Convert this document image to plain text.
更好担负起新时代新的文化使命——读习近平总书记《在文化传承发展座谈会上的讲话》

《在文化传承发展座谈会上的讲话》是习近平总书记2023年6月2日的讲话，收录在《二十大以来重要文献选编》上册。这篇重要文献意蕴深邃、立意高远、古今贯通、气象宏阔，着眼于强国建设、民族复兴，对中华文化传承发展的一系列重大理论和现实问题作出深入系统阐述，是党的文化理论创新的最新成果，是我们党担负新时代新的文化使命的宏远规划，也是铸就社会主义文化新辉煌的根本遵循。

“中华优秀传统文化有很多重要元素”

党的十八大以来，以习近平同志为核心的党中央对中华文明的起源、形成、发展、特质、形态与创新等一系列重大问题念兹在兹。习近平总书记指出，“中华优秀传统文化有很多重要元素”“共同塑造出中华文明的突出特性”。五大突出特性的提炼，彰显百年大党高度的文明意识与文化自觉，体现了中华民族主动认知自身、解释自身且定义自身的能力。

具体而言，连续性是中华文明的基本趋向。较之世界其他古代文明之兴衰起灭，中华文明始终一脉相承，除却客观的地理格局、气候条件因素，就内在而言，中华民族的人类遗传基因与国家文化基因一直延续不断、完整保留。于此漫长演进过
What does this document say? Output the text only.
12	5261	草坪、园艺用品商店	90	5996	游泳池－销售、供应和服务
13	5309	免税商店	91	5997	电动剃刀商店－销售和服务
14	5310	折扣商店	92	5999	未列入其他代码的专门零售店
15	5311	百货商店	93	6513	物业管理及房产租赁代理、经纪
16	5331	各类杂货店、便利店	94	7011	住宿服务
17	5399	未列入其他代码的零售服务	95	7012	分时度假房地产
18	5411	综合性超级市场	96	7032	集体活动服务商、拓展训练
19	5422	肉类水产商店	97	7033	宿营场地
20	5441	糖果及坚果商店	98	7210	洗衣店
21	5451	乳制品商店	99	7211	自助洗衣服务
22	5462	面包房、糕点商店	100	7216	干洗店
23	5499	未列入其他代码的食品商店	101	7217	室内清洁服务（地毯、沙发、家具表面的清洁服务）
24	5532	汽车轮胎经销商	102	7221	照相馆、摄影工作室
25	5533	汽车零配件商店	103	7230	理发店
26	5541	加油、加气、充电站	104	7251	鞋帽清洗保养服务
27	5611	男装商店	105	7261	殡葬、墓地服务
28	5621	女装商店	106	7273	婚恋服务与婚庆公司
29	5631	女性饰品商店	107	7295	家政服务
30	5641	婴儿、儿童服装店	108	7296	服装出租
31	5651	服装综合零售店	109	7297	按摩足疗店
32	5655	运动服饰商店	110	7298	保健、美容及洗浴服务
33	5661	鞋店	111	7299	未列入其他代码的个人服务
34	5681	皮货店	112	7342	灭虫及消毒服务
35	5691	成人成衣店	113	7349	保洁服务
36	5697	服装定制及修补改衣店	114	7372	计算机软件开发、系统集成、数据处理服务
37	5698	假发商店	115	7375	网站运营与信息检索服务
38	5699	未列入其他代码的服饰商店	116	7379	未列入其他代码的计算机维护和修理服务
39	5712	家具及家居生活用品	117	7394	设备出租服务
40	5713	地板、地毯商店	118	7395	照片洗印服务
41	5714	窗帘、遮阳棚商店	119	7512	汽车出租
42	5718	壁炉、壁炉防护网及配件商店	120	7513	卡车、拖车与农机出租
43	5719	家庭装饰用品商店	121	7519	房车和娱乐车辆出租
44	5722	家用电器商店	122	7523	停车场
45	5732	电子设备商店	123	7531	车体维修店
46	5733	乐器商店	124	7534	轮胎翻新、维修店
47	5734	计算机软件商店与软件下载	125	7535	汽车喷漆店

Stated exercise:
Go through the listing above and return every line where the word "中华优秀传统文化有很多重要元素" occurs.

Reply to the exercise:
“中华优秀传统文化有很多重要元素”
党的十八大以来，以习近平同志为核心的党中央对中华文明的起源、形成、发展、特质、形态与创新等一系列重大问题念兹在兹。习近平总书记指出，“中华优秀传统文化有很多重要元素”“共同塑造出中华文明的突出特性”。五大突出特性的提炼，彰显百年大党高度的文明意识与文化自觉，体现了中华民族主动认知自身、解释自身且定义自身的能力。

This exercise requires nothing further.